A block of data

•••••

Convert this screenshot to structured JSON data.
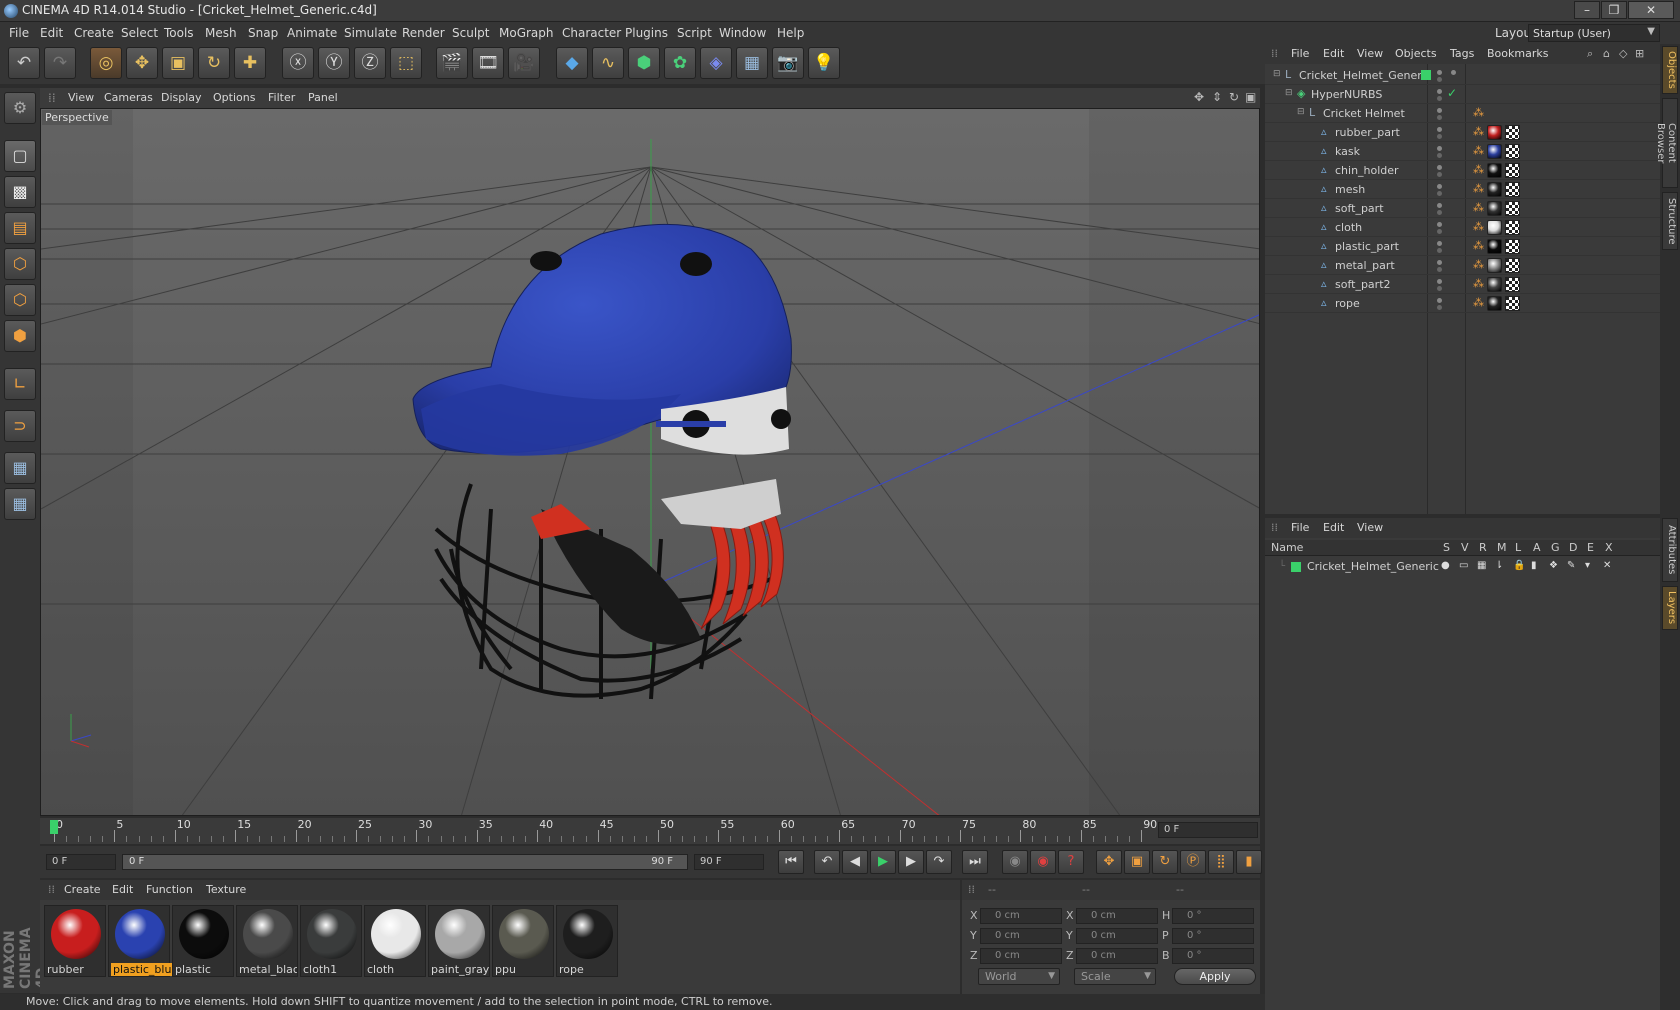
{
  "window": {
    "title": "CINEMA 4D R14.014 Studio - [Cricket_Helmet_Generic.c4d]",
    "layout_label": "Layout:",
    "layout_value": "Startup (User)"
  },
  "menu": [
    "File",
    "Edit",
    "Create",
    "Select",
    "Tools",
    "Mesh",
    "Snap",
    "Animate",
    "Simulate",
    "Render",
    "Sculpt",
    "MoGraph",
    "Character",
    "Plugins",
    "Script",
    "Window",
    "Help"
  ],
  "viewport": {
    "menu": [
      "View",
      "Cameras",
      "Display",
      "Options",
      "Filter",
      "Panel"
    ],
    "label": "Perspective"
  },
  "objects_panel": {
    "menu": [
      "File",
      "Edit",
      "View",
      "Objects",
      "Tags",
      "Bookmarks"
    ],
    "items": [
      {
        "name": "Cricket_Helmet_Generic",
        "depth": 0,
        "tag": "",
        "type": "null"
      },
      {
        "name": "HyperNURBS",
        "depth": 1,
        "tag": "",
        "type": "nurbs"
      },
      {
        "name": "Cricket Helmet",
        "depth": 2,
        "tag": "",
        "type": "null"
      },
      {
        "name": "rubber_part",
        "depth": 3,
        "tag": "#c22020",
        "type": "poly"
      },
      {
        "name": "kask",
        "depth": 3,
        "tag": "#2b3f9e",
        "type": "poly"
      },
      {
        "name": "chin_holder",
        "depth": 3,
        "tag": "#111111",
        "type": "poly"
      },
      {
        "name": "mesh",
        "depth": 3,
        "tag": "#222222",
        "type": "poly"
      },
      {
        "name": "soft_part",
        "depth": 3,
        "tag": "#333333",
        "type": "poly"
      },
      {
        "name": "cloth",
        "depth": 3,
        "tag": "#dddddd",
        "type": "poly"
      },
      {
        "name": "plastic_part",
        "depth": 3,
        "tag": "#0a0a0a",
        "type": "poly"
      },
      {
        "name": "metal_part",
        "depth": 3,
        "tag": "#888888",
        "type": "poly"
      },
      {
        "name": "soft_part2",
        "depth": 3,
        "tag": "#444444",
        "type": "poly"
      },
      {
        "name": "rope",
        "depth": 3,
        "tag": "#222222",
        "type": "poly"
      }
    ]
  },
  "layers_panel": {
    "menu": [
      "File",
      "Edit",
      "View"
    ],
    "header_name": "Name",
    "columns": [
      "S",
      "V",
      "R",
      "M",
      "L",
      "A",
      "G",
      "D",
      "E",
      "X"
    ],
    "layer_name": "Cricket_Helmet_Generic"
  },
  "timeline": {
    "ticks": [
      "0",
      "5",
      "10",
      "15",
      "20",
      "25",
      "30",
      "35",
      "40",
      "45",
      "50",
      "55",
      "60",
      "65",
      "70",
      "75",
      "80",
      "85",
      "90"
    ],
    "current_frame": "0 F",
    "start_field": "0 F",
    "range_start": "0 F",
    "range_end": "90 F",
    "end_field": "90 F"
  },
  "materials": {
    "menu": [
      "Create",
      "Edit",
      "Function",
      "Texture"
    ],
    "items": [
      {
        "name": "rubber",
        "color": "#c81e1e"
      },
      {
        "name": "plastic_blu",
        "color": "#2a42b0",
        "selected": true
      },
      {
        "name": "plastic",
        "color": "#0c0c0c"
      },
      {
        "name": "metal_blac",
        "color": "#4a4a4a"
      },
      {
        "name": "cloth1",
        "color": "#3a3c3c"
      },
      {
        "name": "cloth",
        "color": "#e8e8e8"
      },
      {
        "name": "paint_gray",
        "color": "#a8a8a8"
      },
      {
        "name": "ppu",
        "color": "#5a5a50"
      },
      {
        "name": "rope",
        "color": "#1e1e1e"
      }
    ]
  },
  "coords": {
    "headers": [
      "--",
      "--",
      "--"
    ],
    "rows": [
      {
        "l1": "X",
        "v1": "0 cm",
        "l2": "X",
        "v2": "0 cm",
        "l3": "H",
        "v3": "0 °"
      },
      {
        "l1": "Y",
        "v1": "0 cm",
        "l2": "Y",
        "v2": "0 cm",
        "l3": "P",
        "v3": "0 °"
      },
      {
        "l1": "Z",
        "v1": "0 cm",
        "l2": "Z",
        "v2": "0 cm",
        "l3": "B",
        "v3": "0 °"
      }
    ],
    "space": "World",
    "mode": "Scale",
    "apply": "Apply"
  },
  "side_tabs": [
    "Objects",
    "Content Browser",
    "Structure",
    "Attributes",
    "Layers"
  ],
  "status": "Move: Click and drag to move elements. Hold down SHIFT to quantize movement / add to the selection in point mode, CTRL to remove.",
  "brand": "MAXON CINEMA 4D"
}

•••••

What you are asked to do: Without the pictures, retype the whole of the material above exactly.

Finished exercise:
Convert this screenshot to structured JSON data.
{
  "window": {
    "title": "CINEMA 4D R14.014 Studio - [Cricket_Helmet_Generic.c4d]",
    "layout_label": "Layout:",
    "layout_value": "Startup (User)"
  },
  "menu": [
    "File",
    "Edit",
    "Create",
    "Select",
    "Tools",
    "Mesh",
    "Snap",
    "Animate",
    "Simulate",
    "Render",
    "Sculpt",
    "MoGraph",
    "Character",
    "Plugins",
    "Script",
    "Window",
    "Help"
  ],
  "viewport": {
    "menu": [
      "View",
      "Cameras",
      "Display",
      "Options",
      "Filter",
      "Panel"
    ],
    "label": "Perspective"
  },
  "objects_panel": {
    "menu": [
      "File",
      "Edit",
      "View",
      "Objects",
      "Tags",
      "Bookmarks"
    ],
    "items": [
      {
        "name": "Cricket_Helmet_Generic",
        "depth": 0,
        "tag": "",
        "type": "null"
      },
      {
        "name": "HyperNURBS",
        "depth": 1,
        "tag": "",
        "type": "nurbs"
      },
      {
        "name": "Cricket Helmet",
        "depth": 2,
        "tag": "",
        "type": "null"
      },
      {
        "name": "rubber_part",
        "depth": 3,
        "tag": "#c22020",
        "type": "poly"
      },
      {
        "name": "kask",
        "depth": 3,
        "tag": "#2b3f9e",
        "type": "poly"
      },
      {
        "name": "chin_holder",
        "depth": 3,
        "tag": "#111111",
        "type": "poly"
      },
      {
        "name": "mesh",
        "depth": 3,
        "tag": "#222222",
        "type": "poly"
      },
      {
        "name": "soft_part",
        "depth": 3,
        "tag": "#333333",
        "type": "poly"
      },
      {
        "name": "cloth",
        "depth": 3,
        "tag": "#dddddd",
        "type": "poly"
      },
      {
        "name": "plastic_part",
        "depth": 3,
        "tag": "#0a0a0a",
        "type": "poly"
      },
      {
        "name": "metal_part",
        "depth": 3,
        "tag": "#888888",
        "type": "poly"
      },
      {
        "name": "soft_part2",
        "depth": 3,
        "tag": "#444444",
        "type": "poly"
      },
      {
        "name": "rope",
        "depth": 3,
        "tag": "#222222",
        "type": "poly"
      }
    ]
  },
  "layers_panel": {
    "menu": [
      "File",
      "Edit",
      "View"
    ],
    "header_name": "Name",
    "columns": [
      "S",
      "V",
      "R",
      "M",
      "L",
      "A",
      "G",
      "D",
      "E",
      "X"
    ],
    "layer_name": "Cricket_Helmet_Generic"
  },
  "timeline": {
    "ticks": [
      "0",
      "5",
      "10",
      "15",
      "20",
      "25",
      "30",
      "35",
      "40",
      "45",
      "50",
      "55",
      "60",
      "65",
      "70",
      "75",
      "80",
      "85",
      "90"
    ],
    "current_frame": "0 F",
    "start_field": "0 F",
    "range_start": "0 F",
    "range_end": "90 F",
    "end_field": "90 F"
  },
  "materials": {
    "menu": [
      "Create",
      "Edit",
      "Function",
      "Texture"
    ],
    "items": [
      {
        "name": "rubber",
        "color": "#c81e1e"
      },
      {
        "name": "plastic_blu",
        "color": "#2a42b0",
        "selected": true
      },
      {
        "name": "plastic",
        "color": "#0c0c0c"
      },
      {
        "name": "metal_blac",
        "color": "#4a4a4a"
      },
      {
        "name": "cloth1",
        "color": "#3a3c3c"
      },
      {
        "name": "cloth",
        "color": "#e8e8e8"
      },
      {
        "name": "paint_gray",
        "color": "#a8a8a8"
      },
      {
        "name": "ppu",
        "color": "#5a5a50"
      },
      {
        "name": "rope",
        "color": "#1e1e1e"
      }
    ]
  },
  "coords": {
    "headers": [
      "--",
      "--",
      "--"
    ],
    "rows": [
      {
        "l1": "X",
        "v1": "0 cm",
        "l2": "X",
        "v2": "0 cm",
        "l3": "H",
        "v3": "0 °"
      },
      {
        "l1": "Y",
        "v1": "0 cm",
        "l2": "Y",
        "v2": "0 cm",
        "l3": "P",
        "v3": "0 °"
      },
      {
        "l1": "Z",
        "v1": "0 cm",
        "l2": "Z",
        "v2": "0 cm",
        "l3": "B",
        "v3": "0 °"
      }
    ],
    "space": "World",
    "mode": "Scale",
    "apply": "Apply"
  },
  "side_tabs": [
    "Objects",
    "Content Browser",
    "Structure",
    "Attributes",
    "Layers"
  ],
  "status": "Move: Click and drag to move elements. Hold down SHIFT to quantize movement / add to the selection in point mode, CTRL to remove.",
  "brand": "MAXON CINEMA 4D"
}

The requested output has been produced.